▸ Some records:
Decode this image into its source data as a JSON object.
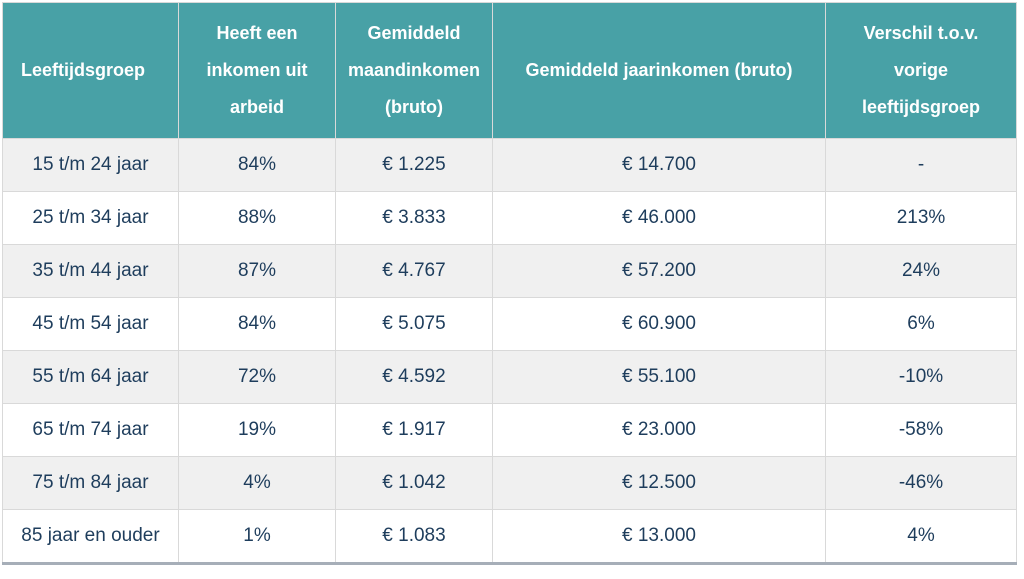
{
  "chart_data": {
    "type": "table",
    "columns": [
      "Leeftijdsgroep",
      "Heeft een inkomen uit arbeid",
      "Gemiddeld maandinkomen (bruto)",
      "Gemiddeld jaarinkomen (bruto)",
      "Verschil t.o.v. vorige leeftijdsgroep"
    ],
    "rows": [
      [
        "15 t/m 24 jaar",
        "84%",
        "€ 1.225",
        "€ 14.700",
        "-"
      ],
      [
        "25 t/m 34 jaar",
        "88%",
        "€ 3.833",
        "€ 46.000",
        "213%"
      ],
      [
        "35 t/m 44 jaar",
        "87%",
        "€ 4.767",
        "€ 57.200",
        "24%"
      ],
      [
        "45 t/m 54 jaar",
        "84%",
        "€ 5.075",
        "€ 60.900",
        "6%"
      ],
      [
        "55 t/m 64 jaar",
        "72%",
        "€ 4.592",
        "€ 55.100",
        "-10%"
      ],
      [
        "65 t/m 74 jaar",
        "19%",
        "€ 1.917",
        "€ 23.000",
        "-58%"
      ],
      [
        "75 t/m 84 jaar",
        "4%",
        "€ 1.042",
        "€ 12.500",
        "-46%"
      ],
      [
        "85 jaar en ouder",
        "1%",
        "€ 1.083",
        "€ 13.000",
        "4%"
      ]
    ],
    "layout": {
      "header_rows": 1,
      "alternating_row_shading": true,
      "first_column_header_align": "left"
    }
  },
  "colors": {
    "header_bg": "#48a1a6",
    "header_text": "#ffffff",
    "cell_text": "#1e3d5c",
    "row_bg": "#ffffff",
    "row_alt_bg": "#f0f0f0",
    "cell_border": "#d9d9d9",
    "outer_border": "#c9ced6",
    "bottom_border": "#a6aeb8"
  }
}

▸ Exercise aim:
Transcribe each entry above exactly, apart from the pictures.

▸ Answer in full:
Decode this image into its source data as a JSON object.
{
  "chart_data": {
    "type": "table",
    "columns": [
      "Leeftijdsgroep",
      "Heeft een inkomen uit arbeid",
      "Gemiddeld maandinkomen (bruto)",
      "Gemiddeld jaarinkomen (bruto)",
      "Verschil t.o.v. vorige leeftijdsgroep"
    ],
    "rows": [
      [
        "15 t/m 24 jaar",
        "84%",
        "€ 1.225",
        "€ 14.700",
        "-"
      ],
      [
        "25 t/m 34 jaar",
        "88%",
        "€ 3.833",
        "€ 46.000",
        "213%"
      ],
      [
        "35 t/m 44 jaar",
        "87%",
        "€ 4.767",
        "€ 57.200",
        "24%"
      ],
      [
        "45 t/m 54 jaar",
        "84%",
        "€ 5.075",
        "€ 60.900",
        "6%"
      ],
      [
        "55 t/m 64 jaar",
        "72%",
        "€ 4.592",
        "€ 55.100",
        "-10%"
      ],
      [
        "65 t/m 74 jaar",
        "19%",
        "€ 1.917",
        "€ 23.000",
        "-58%"
      ],
      [
        "75 t/m 84 jaar",
        "4%",
        "€ 1.042",
        "€ 12.500",
        "-46%"
      ],
      [
        "85 jaar en ouder",
        "1%",
        "€ 1.083",
        "€ 13.000",
        "4%"
      ]
    ],
    "layout": {
      "header_rows": 1,
      "alternating_row_shading": true,
      "first_column_header_align": "left"
    }
  },
  "colors": {
    "header_bg": "#48a1a6",
    "header_text": "#ffffff",
    "cell_text": "#1e3d5c",
    "row_bg": "#ffffff",
    "row_alt_bg": "#f0f0f0",
    "cell_border": "#d9d9d9",
    "outer_border": "#c9ced6",
    "bottom_border": "#a6aeb8"
  }
}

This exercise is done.